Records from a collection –

== == ==

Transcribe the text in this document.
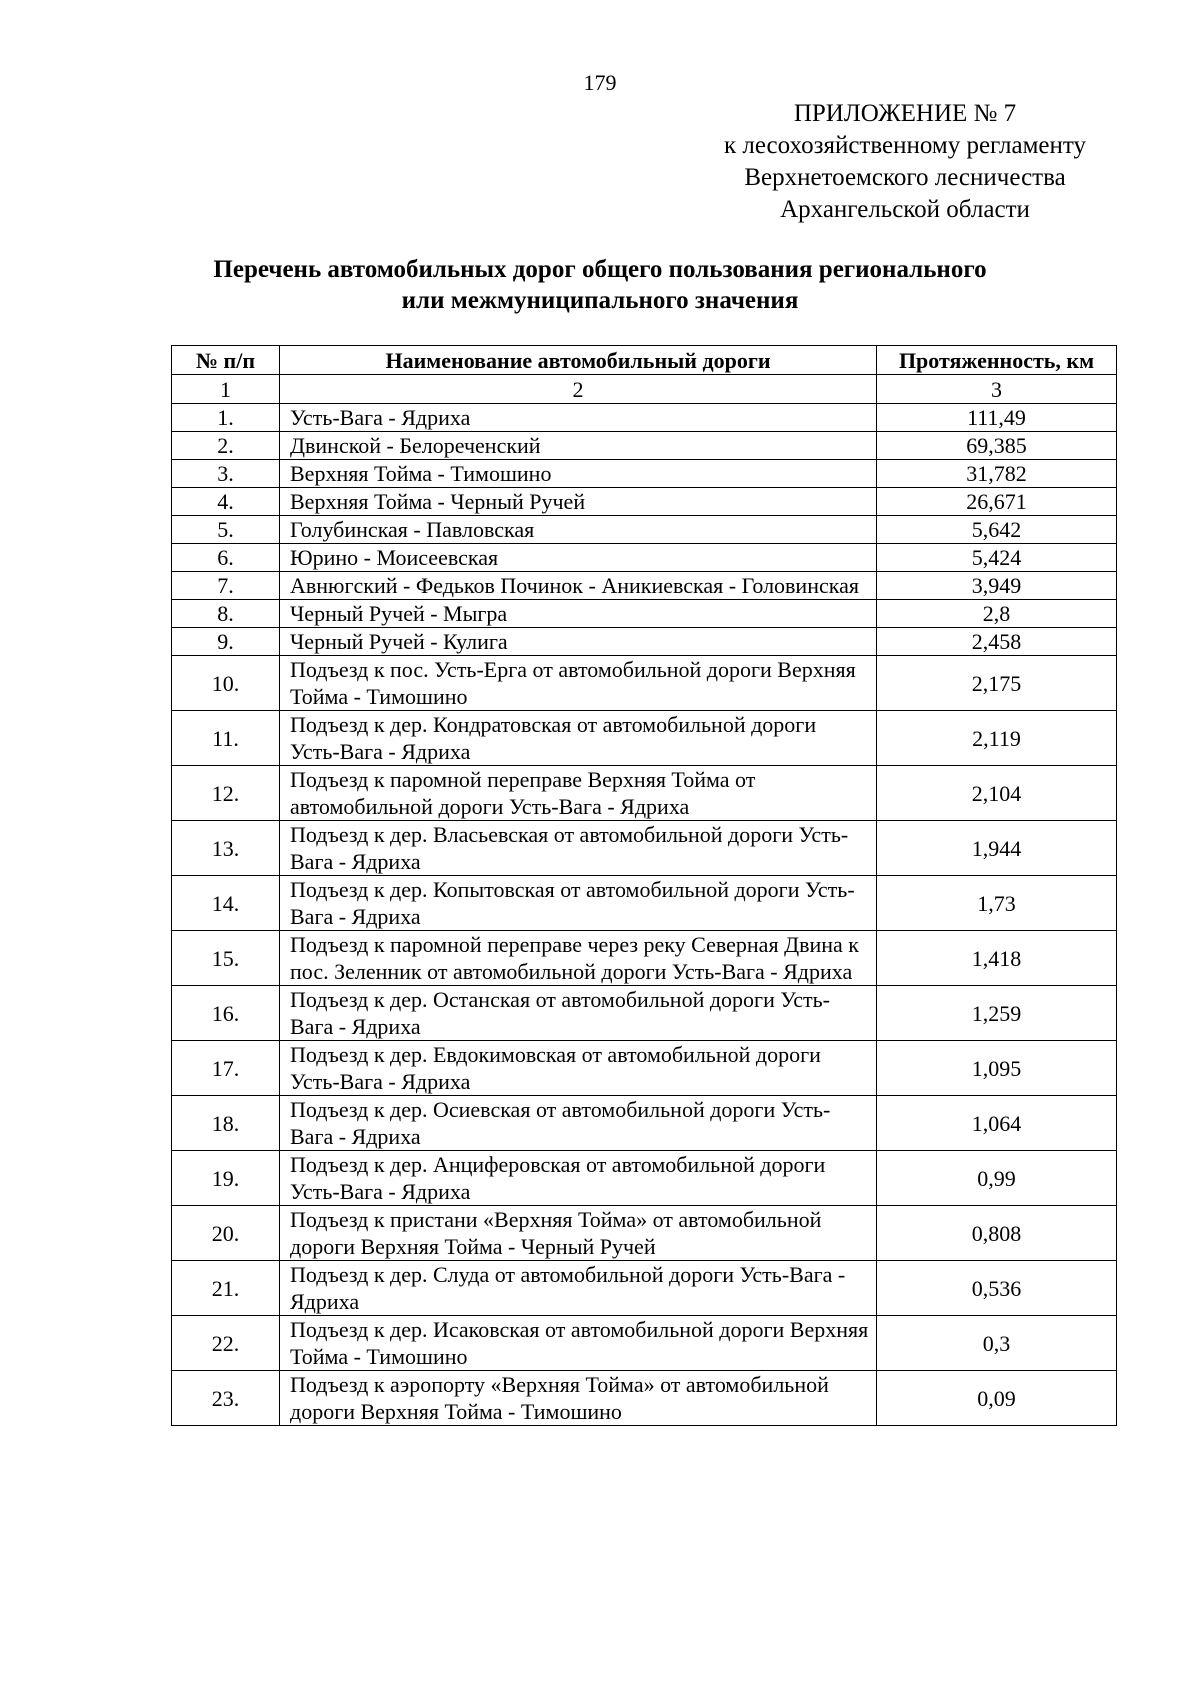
179
ПРИЛОЖЕНИЕ № 7
к лесохозяйственному регламенту
Верхнетоемского лесничества
Архангельской области
Перечень автомобильных дорог общего пользования регионального
или межмуниципального значения
№ п/п	Наименование автомобильный дороги	Протяженность, км
1	2	3
1.	Усть-Вага - Ядриха	111,49
2.	Двинской - Белореченский	69,385
3.	Верхняя Тойма - Тимошино	31,782
4.	Верхняя Тойма - Черный Ручей	26,671
5.	Голубинская - Павловская	5,642
6.	Юрино - Моисеевская	5,424
7.	Авнюгский - Федьков Починок - Аникиевская - Головинская	3,949
8.	Черный Ручей - Мыгра	2,8
9.	Черный Ручей - Кулига	2,458
10.	Подъезд к пос. Усть-Ерга от автомобильной дороги Верхняя Тойма - Тимошино	2,175
11.	Подъезд к дер. Кондратовская от автомобильной дороги Усть-Вага - Ядриха	2,119
12.	Подъезд к паромной переправе Верхняя Тойма от автомобильной дороги Усть-Вага - Ядриха	2,104
13.	Подъезд к дер. Власьевская от автомобильной дороги Усть-Вага - Ядриха	1,944
14.	Подъезд к дер. Копытовская от автомобильной дороги Усть-Вага - Ядриха	1,73
15.	Подъезд к паромной переправе через реку Северная Двина к пос. Зеленник от автомобильной дороги Усть-Вага - Ядриха	1,418
16.	Подъезд к дер. Останская от автомобильной дороги Усть-Вага - Ядриха	1,259
17.	Подъезд к дер. Евдокимовская от автомобильной дороги Усть-Вага - Ядриха	1,095
18.	Подъезд к дер. Осиевская от автомобильной дороги Усть-Вага - Ядриха	1,064
19.	Подъезд к дер. Анциферовская от автомобильной дороги Усть-Вага - Ядриха	0,99
20.	Подъезд к пристани «Верхняя Тойма» от автомобильной дороги Верхняя Тойма - Черный Ручей	0,808
21.	Подъезд к дер. Слуда от автомобильной дороги Усть-Вага - Ядриха	0,536
22.	Подъезд к дер. Исаковская от автомобильной дороги Верхняя Тойма - Тимошино	0,3
23.	Подъезд к аэропорту «Верхняя Тойма» от автомобильной дороги Верхняя Тойма - Тимошино	0,09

== == ==

Direction –
Your task is to pick out every line with the string "переправе" and copy it.

Result of this task –
12.	Подъезд к паромной переправе Верхняя Тойма от автомобильной дороги Усть-Вага - Ядриха	2,104
15.	Подъезд к паромной переправе через реку Северная Двина к пос. Зеленник от автомобильной дороги Усть-Вага - Ядриха	1,418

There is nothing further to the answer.